Data excerpts:
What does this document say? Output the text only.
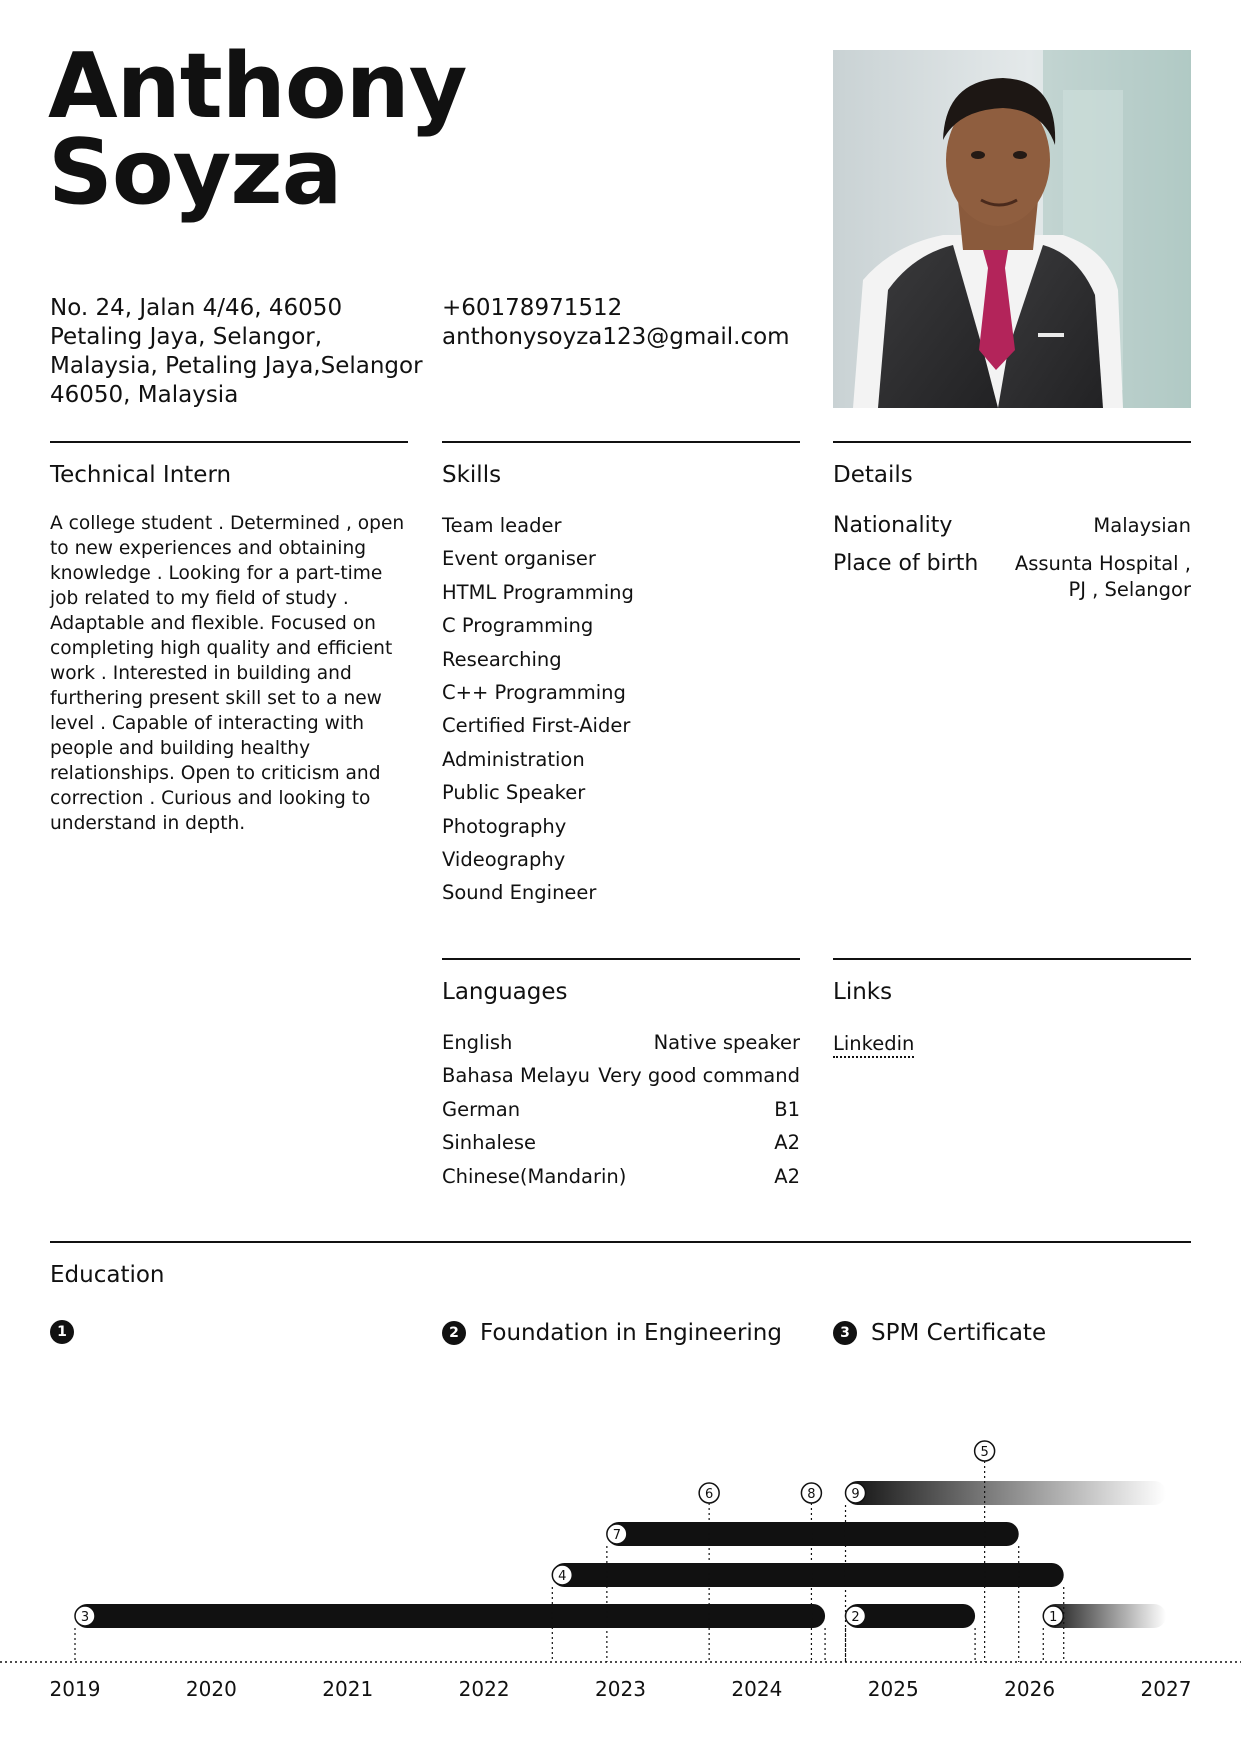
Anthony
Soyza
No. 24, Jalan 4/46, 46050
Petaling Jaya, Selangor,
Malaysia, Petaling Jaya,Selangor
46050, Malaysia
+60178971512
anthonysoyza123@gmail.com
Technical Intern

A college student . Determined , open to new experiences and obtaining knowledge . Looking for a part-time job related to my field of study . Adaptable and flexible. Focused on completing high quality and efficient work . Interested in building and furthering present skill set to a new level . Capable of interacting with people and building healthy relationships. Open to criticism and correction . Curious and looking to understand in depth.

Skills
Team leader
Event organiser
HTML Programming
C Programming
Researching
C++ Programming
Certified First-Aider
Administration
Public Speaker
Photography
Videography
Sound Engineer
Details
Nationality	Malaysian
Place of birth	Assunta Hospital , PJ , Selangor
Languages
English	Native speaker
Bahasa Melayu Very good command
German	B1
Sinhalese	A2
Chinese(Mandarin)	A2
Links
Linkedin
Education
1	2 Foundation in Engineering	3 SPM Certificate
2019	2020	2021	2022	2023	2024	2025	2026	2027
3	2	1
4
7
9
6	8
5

• _WRITTEN TASK_: Identify each line containing the string "Jaya" and copy it out.

• _TASK OUTPUT_:
Petaling Jaya, Selangor,
Malaysia, Petaling Jaya,Selangor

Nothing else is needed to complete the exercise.